### Task requirements:
Reproduce the entries word for word, and omit any picture you find in them.
::: Supplied data
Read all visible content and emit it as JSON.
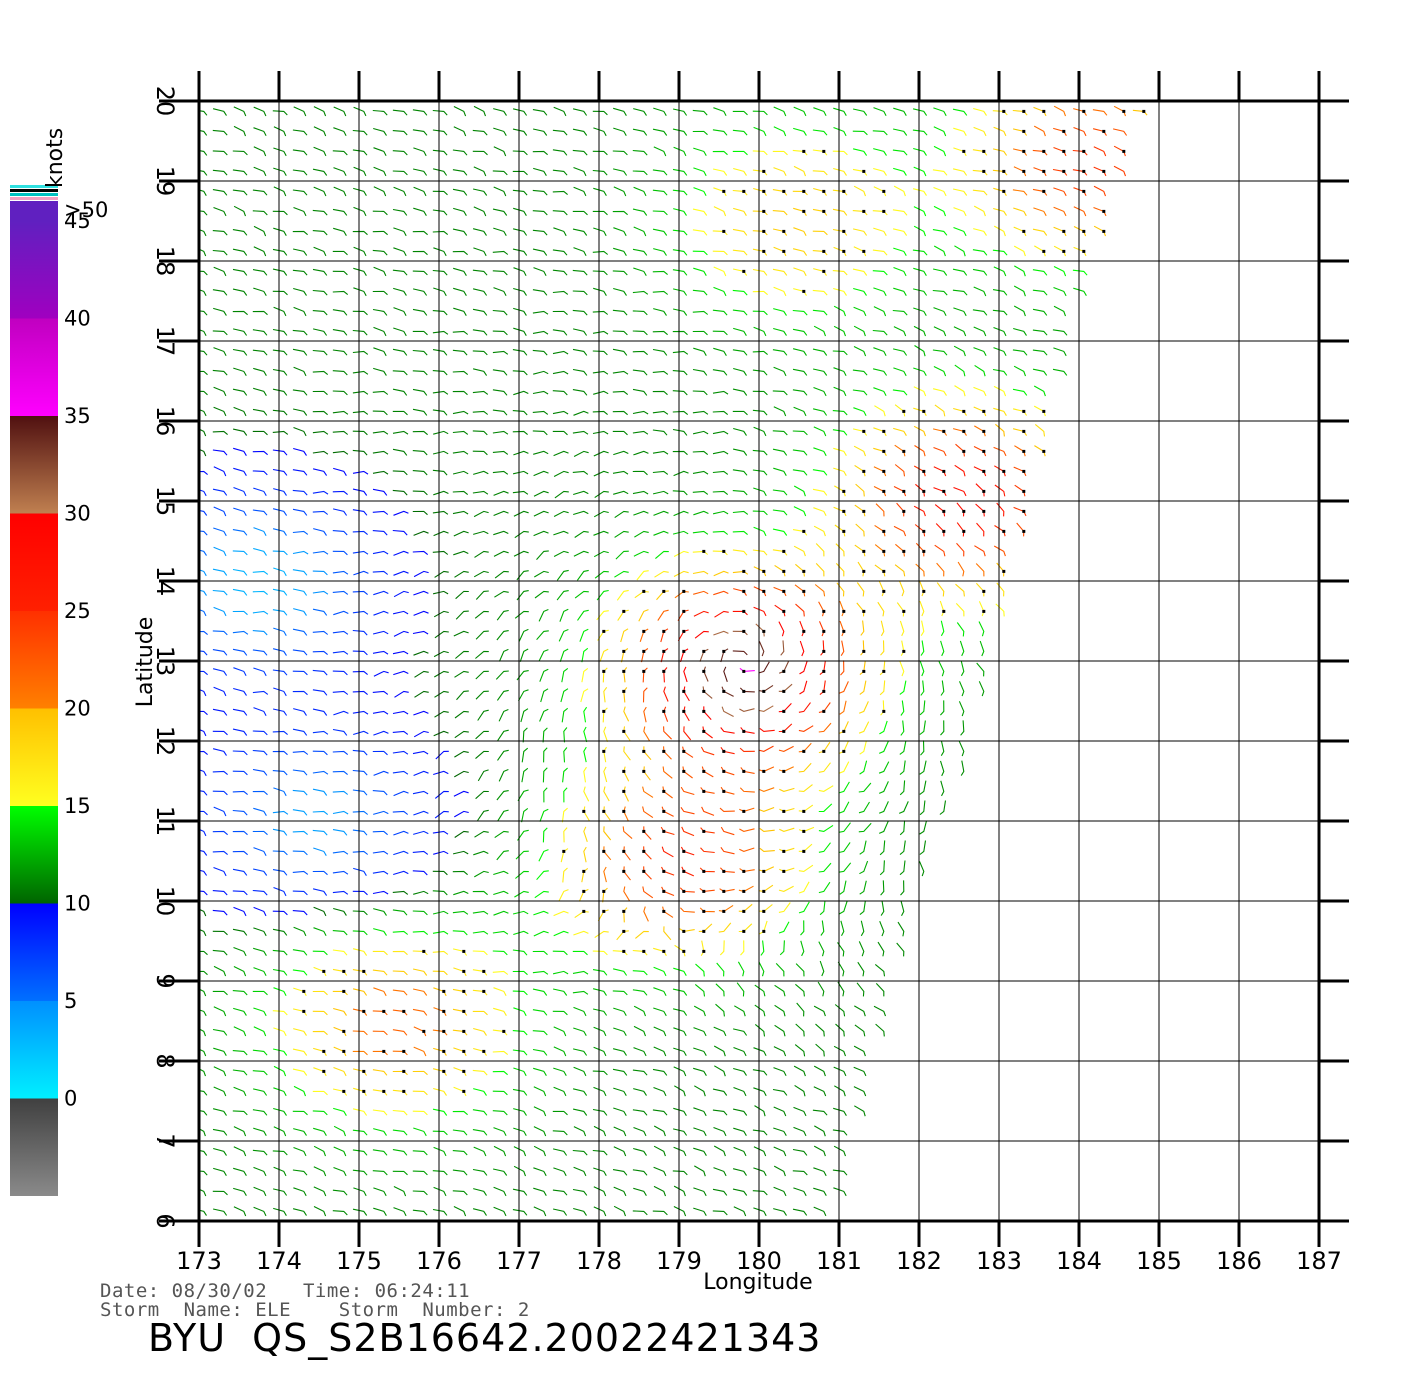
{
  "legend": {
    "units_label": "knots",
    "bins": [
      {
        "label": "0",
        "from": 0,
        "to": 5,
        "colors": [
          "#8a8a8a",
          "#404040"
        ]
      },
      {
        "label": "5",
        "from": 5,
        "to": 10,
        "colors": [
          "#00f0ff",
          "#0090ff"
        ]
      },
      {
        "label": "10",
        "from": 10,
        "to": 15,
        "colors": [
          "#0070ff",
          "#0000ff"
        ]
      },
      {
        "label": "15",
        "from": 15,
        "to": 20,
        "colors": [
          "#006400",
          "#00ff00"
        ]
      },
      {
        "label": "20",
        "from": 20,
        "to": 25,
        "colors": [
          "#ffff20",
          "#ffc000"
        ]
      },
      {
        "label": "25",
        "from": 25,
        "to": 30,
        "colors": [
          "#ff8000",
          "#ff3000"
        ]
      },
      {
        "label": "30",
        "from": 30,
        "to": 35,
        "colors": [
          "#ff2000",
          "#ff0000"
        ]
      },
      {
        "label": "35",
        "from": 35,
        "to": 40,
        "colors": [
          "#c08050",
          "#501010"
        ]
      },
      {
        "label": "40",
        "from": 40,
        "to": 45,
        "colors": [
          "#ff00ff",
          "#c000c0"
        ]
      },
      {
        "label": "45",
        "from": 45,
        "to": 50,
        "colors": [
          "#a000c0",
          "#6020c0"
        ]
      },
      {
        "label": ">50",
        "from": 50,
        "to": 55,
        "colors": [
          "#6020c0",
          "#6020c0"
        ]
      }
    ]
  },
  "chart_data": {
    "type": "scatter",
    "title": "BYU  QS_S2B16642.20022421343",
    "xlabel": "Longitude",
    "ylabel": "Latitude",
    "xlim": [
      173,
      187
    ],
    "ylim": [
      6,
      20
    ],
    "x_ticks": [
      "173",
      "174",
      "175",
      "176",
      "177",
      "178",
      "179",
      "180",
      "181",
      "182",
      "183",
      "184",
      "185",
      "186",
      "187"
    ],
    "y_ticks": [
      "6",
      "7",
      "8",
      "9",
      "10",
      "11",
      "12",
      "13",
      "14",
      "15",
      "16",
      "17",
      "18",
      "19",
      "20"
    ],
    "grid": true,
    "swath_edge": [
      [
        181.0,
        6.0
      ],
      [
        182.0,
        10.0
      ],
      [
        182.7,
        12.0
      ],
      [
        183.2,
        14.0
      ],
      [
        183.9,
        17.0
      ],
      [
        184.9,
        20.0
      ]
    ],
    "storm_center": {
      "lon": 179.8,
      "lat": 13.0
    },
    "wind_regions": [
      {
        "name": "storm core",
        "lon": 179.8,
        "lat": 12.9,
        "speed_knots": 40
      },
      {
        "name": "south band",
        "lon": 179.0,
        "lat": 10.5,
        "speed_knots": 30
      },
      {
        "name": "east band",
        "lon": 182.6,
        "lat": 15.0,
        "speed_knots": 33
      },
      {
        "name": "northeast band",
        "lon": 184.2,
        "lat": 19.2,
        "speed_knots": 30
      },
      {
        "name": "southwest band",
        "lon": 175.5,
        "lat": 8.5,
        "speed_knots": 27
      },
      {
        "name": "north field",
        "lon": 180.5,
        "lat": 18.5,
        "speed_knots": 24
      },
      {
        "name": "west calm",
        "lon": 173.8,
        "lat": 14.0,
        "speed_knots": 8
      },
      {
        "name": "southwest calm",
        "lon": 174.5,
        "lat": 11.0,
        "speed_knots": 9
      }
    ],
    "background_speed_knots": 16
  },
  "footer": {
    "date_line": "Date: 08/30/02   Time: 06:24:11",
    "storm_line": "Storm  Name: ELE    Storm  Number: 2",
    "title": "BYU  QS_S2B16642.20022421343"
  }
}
::::::
### Written answer:
Read all visible content and emit it as JSON.
{
  "legend": {
    "units_label": "knots",
    "bins": [
      {
        "label": "0",
        "from": 0,
        "to": 5,
        "colors": [
          "#8a8a8a",
          "#404040"
        ]
      },
      {
        "label": "5",
        "from": 5,
        "to": 10,
        "colors": [
          "#00f0ff",
          "#0090ff"
        ]
      },
      {
        "label": "10",
        "from": 10,
        "to": 15,
        "colors": [
          "#0070ff",
          "#0000ff"
        ]
      },
      {
        "label": "15",
        "from": 15,
        "to": 20,
        "colors": [
          "#006400",
          "#00ff00"
        ]
      },
      {
        "label": "20",
        "from": 20,
        "to": 25,
        "colors": [
          "#ffff20",
          "#ffc000"
        ]
      },
      {
        "label": "25",
        "from": 25,
        "to": 30,
        "colors": [
          "#ff8000",
          "#ff3000"
        ]
      },
      {
        "label": "30",
        "from": 30,
        "to": 35,
        "colors": [
          "#ff2000",
          "#ff0000"
        ]
      },
      {
        "label": "35",
        "from": 35,
        "to": 40,
        "colors": [
          "#c08050",
          "#501010"
        ]
      },
      {
        "label": "40",
        "from": 40,
        "to": 45,
        "colors": [
          "#ff00ff",
          "#c000c0"
        ]
      },
      {
        "label": "45",
        "from": 45,
        "to": 50,
        "colors": [
          "#a000c0",
          "#6020c0"
        ]
      },
      {
        "label": ">50",
        "from": 50,
        "to": 55,
        "colors": [
          "#6020c0",
          "#6020c0"
        ]
      }
    ]
  },
  "chart_data": {
    "type": "scatter",
    "title": "BYU  QS_S2B16642.20022421343",
    "xlabel": "Longitude",
    "ylabel": "Latitude",
    "xlim": [
      173,
      187
    ],
    "ylim": [
      6,
      20
    ],
    "x_ticks": [
      "173",
      "174",
      "175",
      "176",
      "177",
      "178",
      "179",
      "180",
      "181",
      "182",
      "183",
      "184",
      "185",
      "186",
      "187"
    ],
    "y_ticks": [
      "6",
      "7",
      "8",
      "9",
      "10",
      "11",
      "12",
      "13",
      "14",
      "15",
      "16",
      "17",
      "18",
      "19",
      "20"
    ],
    "grid": true,
    "swath_edge": [
      [
        181.0,
        6.0
      ],
      [
        182.0,
        10.0
      ],
      [
        182.7,
        12.0
      ],
      [
        183.2,
        14.0
      ],
      [
        183.9,
        17.0
      ],
      [
        184.9,
        20.0
      ]
    ],
    "storm_center": {
      "lon": 179.8,
      "lat": 13.0
    },
    "wind_regions": [
      {
        "name": "storm core",
        "lon": 179.8,
        "lat": 12.9,
        "speed_knots": 40
      },
      {
        "name": "south band",
        "lon": 179.0,
        "lat": 10.5,
        "speed_knots": 30
      },
      {
        "name": "east band",
        "lon": 182.6,
        "lat": 15.0,
        "speed_knots": 33
      },
      {
        "name": "northeast band",
        "lon": 184.2,
        "lat": 19.2,
        "speed_knots": 30
      },
      {
        "name": "southwest band",
        "lon": 175.5,
        "lat": 8.5,
        "speed_knots": 27
      },
      {
        "name": "north field",
        "lon": 180.5,
        "lat": 18.5,
        "speed_knots": 24
      },
      {
        "name": "west calm",
        "lon": 173.8,
        "lat": 14.0,
        "speed_knots": 8
      },
      {
        "name": "southwest calm",
        "lon": 174.5,
        "lat": 11.0,
        "speed_knots": 9
      }
    ],
    "background_speed_knots": 16
  },
  "footer": {
    "date_line": "Date: 08/30/02   Time: 06:24:11",
    "storm_line": "Storm  Name: ELE    Storm  Number: 2",
    "title": "BYU  QS_S2B16642.20022421343"
  }
}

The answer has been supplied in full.